## Stored data entries
○ ○ ○ ○

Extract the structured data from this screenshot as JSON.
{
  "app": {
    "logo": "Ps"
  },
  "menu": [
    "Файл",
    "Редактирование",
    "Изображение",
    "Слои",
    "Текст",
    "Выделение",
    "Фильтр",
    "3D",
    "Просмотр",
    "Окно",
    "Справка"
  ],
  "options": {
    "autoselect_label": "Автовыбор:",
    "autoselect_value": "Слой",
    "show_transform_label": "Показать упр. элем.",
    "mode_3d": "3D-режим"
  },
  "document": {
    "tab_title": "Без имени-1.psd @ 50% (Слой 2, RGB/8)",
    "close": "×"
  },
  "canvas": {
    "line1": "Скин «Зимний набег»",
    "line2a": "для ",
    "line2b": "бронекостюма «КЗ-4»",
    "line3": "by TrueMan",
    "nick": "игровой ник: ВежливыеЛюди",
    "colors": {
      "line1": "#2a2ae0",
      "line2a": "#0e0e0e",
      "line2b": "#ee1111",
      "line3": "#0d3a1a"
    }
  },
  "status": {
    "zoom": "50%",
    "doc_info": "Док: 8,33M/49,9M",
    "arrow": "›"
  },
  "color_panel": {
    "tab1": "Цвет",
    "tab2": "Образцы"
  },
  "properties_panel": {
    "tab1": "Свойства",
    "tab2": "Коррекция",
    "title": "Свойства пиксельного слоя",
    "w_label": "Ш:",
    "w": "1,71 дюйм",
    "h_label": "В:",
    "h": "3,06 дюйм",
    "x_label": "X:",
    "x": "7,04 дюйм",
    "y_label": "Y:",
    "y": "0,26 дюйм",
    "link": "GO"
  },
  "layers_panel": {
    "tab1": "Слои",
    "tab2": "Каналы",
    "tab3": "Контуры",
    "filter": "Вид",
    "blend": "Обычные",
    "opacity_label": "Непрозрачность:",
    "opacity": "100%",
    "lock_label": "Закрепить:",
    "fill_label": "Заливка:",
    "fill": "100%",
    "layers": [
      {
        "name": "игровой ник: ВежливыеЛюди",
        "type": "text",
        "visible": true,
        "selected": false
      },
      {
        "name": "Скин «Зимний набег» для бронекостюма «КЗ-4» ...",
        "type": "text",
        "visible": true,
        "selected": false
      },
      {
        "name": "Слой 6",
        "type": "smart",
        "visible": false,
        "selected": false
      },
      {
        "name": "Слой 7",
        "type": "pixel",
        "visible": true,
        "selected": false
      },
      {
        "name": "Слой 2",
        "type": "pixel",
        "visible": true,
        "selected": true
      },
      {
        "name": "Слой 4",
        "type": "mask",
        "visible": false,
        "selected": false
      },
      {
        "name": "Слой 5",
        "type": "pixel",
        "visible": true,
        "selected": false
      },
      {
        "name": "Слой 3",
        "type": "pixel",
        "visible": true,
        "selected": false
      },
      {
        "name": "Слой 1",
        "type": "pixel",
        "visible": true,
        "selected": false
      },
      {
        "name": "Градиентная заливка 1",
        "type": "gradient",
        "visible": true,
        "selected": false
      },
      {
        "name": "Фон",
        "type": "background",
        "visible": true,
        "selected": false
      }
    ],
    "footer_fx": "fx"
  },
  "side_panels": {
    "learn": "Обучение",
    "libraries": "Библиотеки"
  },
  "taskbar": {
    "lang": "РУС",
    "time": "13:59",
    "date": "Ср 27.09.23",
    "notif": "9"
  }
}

○ ○ ○ ○

## Task
Please list every line of the records that contains "дюйм".

## Response below
    "w": "1,71 дюйм",
    "h": "3,06 дюйм",
    "x": "7,04 дюйм",
    "y": "0,26 дюйм",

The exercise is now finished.